## WORK TO COMPLETE:
The text below on nutrients and chemotherapy support names the factors on which an optimal chemotherapy supportive protocol should be based. List every one of them.

## TEXT SEGMENT:
In the four decades I have worked with cancer patients, I often find that many people tend to be deficient in the most critical nutrients for health, especially Vitamin D, as well as zinc and magnesium. In addition, certain chemotherapies deplete vital nutrients the body needs to maintain health (ie; platinum drugs and magnesium). This is why, in addition to the botanical formulations that are a core component of Mederi Care protocols, we often include these additional supplements, and in the Naturized form. 

Research demonstrates that women with high, compared with low, plasma vitamin D (25 OH) levels have a reduced breast cancer risk61-63 and significant evidence links low levels of vitamin D with increased risk of recurrence and death in breast cancer patients.64

In multivariate regression models, patients who took vitamin D supplements reduced their risk of losing disease-free status by 64%. Median disease-free survival was 32.6 months among the 134 patients undergoing adjuvant chemotherapy who were taking any form of vitamin D supplementation versus a median of 25.5 months for the women not taking supplements (P = .022).65

Patients with breast cancer, as well as most other types of cancer, have low serum levels of zinc and high levels of copper.66 Overall, zinc appears to be the most important nutrient for immune system health and for supporting inflammation modulation.67-71

Chemotherapy Supportive Protocols Using the Mederi Care Approach

A large body of research demonstrates in vitro and in vivo synergy between natural compounds and anti-neoplastic drugs for cancer. However, it is imperative to seek expert advice in formulating an optimal chemotherapy supportive protocol for each person, based on their constitutional needs, tumor microenvironment, laboratory results, type and location of cancer, and the specific chemotherapy protocol.

## RECORDS SUPPLIED:
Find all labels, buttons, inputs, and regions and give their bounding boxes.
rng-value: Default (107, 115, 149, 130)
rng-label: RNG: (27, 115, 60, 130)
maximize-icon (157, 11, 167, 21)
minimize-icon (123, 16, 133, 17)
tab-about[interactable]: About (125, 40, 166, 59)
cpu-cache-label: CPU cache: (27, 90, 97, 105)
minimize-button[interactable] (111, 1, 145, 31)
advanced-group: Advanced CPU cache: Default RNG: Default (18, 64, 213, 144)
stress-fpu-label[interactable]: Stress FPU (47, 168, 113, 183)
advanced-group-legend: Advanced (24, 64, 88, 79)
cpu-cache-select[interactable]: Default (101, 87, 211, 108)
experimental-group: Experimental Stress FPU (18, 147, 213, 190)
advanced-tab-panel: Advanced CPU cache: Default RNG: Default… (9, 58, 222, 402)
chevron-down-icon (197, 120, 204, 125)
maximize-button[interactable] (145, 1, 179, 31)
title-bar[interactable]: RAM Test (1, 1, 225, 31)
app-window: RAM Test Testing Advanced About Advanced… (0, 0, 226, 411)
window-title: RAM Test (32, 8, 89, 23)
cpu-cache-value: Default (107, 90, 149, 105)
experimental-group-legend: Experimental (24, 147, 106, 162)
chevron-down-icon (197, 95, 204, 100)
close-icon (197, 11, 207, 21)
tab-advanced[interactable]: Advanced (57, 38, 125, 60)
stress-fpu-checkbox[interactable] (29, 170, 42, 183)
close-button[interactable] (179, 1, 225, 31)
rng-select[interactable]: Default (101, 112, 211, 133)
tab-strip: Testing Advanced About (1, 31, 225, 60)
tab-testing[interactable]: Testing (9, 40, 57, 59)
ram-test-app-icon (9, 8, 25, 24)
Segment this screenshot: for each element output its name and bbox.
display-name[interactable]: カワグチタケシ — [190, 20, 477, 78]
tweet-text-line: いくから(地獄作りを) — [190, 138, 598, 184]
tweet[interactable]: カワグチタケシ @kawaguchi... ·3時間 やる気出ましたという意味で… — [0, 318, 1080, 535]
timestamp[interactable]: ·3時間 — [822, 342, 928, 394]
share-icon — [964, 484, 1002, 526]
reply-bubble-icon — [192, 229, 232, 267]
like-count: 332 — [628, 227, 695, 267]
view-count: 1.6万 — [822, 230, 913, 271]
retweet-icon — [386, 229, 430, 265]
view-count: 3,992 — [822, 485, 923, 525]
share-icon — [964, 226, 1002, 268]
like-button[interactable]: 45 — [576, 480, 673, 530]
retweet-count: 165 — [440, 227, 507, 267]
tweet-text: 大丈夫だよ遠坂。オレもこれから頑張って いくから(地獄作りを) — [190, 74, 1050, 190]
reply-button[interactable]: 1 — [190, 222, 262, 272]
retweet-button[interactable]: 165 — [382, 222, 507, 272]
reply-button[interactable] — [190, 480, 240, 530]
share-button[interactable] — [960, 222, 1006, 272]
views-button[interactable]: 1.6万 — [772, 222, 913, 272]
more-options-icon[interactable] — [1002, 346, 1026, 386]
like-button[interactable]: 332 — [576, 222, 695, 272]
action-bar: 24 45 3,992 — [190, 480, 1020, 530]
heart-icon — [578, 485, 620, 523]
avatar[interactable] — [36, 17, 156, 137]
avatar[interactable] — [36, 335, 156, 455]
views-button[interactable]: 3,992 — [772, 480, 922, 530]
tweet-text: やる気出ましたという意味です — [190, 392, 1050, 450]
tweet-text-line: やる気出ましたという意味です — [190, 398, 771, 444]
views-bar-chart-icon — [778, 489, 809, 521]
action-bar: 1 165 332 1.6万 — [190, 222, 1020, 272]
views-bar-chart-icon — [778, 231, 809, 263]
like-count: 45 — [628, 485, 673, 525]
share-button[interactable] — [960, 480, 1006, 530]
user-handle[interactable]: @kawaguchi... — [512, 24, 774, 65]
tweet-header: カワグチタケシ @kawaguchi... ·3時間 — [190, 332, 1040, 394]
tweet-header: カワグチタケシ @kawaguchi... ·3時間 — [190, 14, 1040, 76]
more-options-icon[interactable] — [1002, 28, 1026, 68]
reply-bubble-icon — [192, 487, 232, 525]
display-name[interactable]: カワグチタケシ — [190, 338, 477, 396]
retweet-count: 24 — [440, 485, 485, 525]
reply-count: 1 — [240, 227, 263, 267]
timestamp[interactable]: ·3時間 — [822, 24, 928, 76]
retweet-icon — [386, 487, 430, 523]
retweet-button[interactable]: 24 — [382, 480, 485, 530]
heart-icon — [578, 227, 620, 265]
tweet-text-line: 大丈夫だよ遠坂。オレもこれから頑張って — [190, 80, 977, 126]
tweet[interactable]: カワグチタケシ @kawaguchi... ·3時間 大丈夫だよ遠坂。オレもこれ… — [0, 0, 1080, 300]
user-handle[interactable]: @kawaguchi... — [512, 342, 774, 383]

## EXERCISE SOLUTION:
- constitutional needs
- tumor microenvironment
- laboratory results
- type and location of cancer
- the specific chemotherapy protocol